── Given data

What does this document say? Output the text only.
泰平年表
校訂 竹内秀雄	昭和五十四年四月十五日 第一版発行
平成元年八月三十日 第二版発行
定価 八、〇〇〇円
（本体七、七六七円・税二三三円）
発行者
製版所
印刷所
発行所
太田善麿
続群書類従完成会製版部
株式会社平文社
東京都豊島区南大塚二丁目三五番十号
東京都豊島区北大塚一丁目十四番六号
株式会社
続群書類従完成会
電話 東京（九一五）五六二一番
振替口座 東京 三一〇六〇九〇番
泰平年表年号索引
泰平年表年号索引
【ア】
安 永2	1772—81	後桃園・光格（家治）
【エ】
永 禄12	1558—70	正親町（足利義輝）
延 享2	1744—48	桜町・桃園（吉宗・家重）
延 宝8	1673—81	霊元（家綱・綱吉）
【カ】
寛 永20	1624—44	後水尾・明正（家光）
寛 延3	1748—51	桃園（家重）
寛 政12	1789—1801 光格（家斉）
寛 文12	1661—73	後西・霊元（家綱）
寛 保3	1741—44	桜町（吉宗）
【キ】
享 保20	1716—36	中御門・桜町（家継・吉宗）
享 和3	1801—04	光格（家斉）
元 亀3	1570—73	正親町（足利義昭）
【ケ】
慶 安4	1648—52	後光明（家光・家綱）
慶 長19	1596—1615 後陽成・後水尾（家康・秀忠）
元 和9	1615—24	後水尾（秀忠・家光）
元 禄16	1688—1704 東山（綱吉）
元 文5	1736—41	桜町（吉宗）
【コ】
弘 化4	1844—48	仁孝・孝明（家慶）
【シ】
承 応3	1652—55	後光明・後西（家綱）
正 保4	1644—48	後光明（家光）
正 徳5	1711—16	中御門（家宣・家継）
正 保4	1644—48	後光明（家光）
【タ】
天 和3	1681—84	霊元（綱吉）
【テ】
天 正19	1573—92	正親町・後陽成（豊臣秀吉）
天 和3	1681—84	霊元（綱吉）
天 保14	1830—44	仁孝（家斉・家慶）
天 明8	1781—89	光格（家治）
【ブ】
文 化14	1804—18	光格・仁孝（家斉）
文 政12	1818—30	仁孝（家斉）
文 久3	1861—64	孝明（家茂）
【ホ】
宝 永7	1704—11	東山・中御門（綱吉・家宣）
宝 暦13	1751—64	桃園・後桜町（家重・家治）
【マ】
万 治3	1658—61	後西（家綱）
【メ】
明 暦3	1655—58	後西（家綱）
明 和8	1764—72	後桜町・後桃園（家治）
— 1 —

────

Return all of the data precisely as it appears.

» **Finished answer**
What does this document say? Output the text only.
泰平年表
校訂 竹内秀雄	昭和五十四年四月十五日 第一版発行
平成元年八月三十日 第二版発行
定価 八、〇〇〇円
（本体七、七六七円・税二三三円）
発行者
製版所
印刷所
発行所
太田善麿
続群書類従完成会製版部
株式会社平文社
東京都豊島区南大塚二丁目三五番十号
東京都豊島区北大塚一丁目十四番六号
株式会社
続群書類従完成会
電話 東京（九一五）五六二一番
振替口座 東京 三一〇六〇九〇番
泰平年表年号索引
泰平年表年号索引
【ア】
安 永2	1772—81	後桃園・光格（家治）
【エ】
永 禄12	1558—70	正親町（足利義輝）
延 享2	1744—48	桜町・桃園（吉宗・家重）
延 宝8	1673—81	霊元（家綱・綱吉）
【カ】
寛 永20	1624—44	後水尾・明正（家光）
寛 延3	1748—51	桃園（家重）
寛 政12	1789—1801 光格（家斉）
寛 文12	1661—73	後西・霊元（家綱）
寛 保3	1741—44	桜町（吉宗）
【キ】
享 保20	1716—36	中御門・桜町（家継・吉宗）
享 和3	1801—04	光格（家斉）
元 亀3	1570—73	正親町（足利義昭）
【ケ】
慶 安4	1648—52	後光明（家光・家綱）
慶 長19	1596—1615 後陽成・後水尾（家康・秀忠）
元 和9	1615—24	後水尾（秀忠・家光）
元 禄16	1688—1704 東山（綱吉）
元 文5	1736—41	桜町（吉宗）
【コ】
弘 化4	1844—48	仁孝・孝明（家慶）
【シ】
承 応3	1652—55	後光明・後西（家綱）
正 保4	1644—48	後光明（家光）
正 徳5	1711—16	中御門（家宣・家継）
正 保4	1644—48	後光明（家光）
【タ】
天 和3	1681—84	霊元（綱吉）
【テ】
天 正19	1573—92	正親町・後陽成（豊臣秀吉）
天 和3	1681—84	霊元（綱吉）
天 保14	1830—44	仁孝（家斉・家慶）
天 明8	1781—89	光格（家治）
【ブ】
文 化14	1804—18	光格・仁孝（家斉）
文 政12	1818—30	仁孝（家斉）
文 久3	1861—64	孝明（家茂）
【ホ】
宝 永7	1704—11	東山・中御門（綱吉・家宣）
宝 暦13	1751—64	桃園・後桜町（家重・家治）
【マ】
万 治3	1658—61	後西（家綱）
【メ】
明 暦3	1655—58	後西（家綱）
明 和8	1764—72	後桜町・後桃園（家治）
— 1 —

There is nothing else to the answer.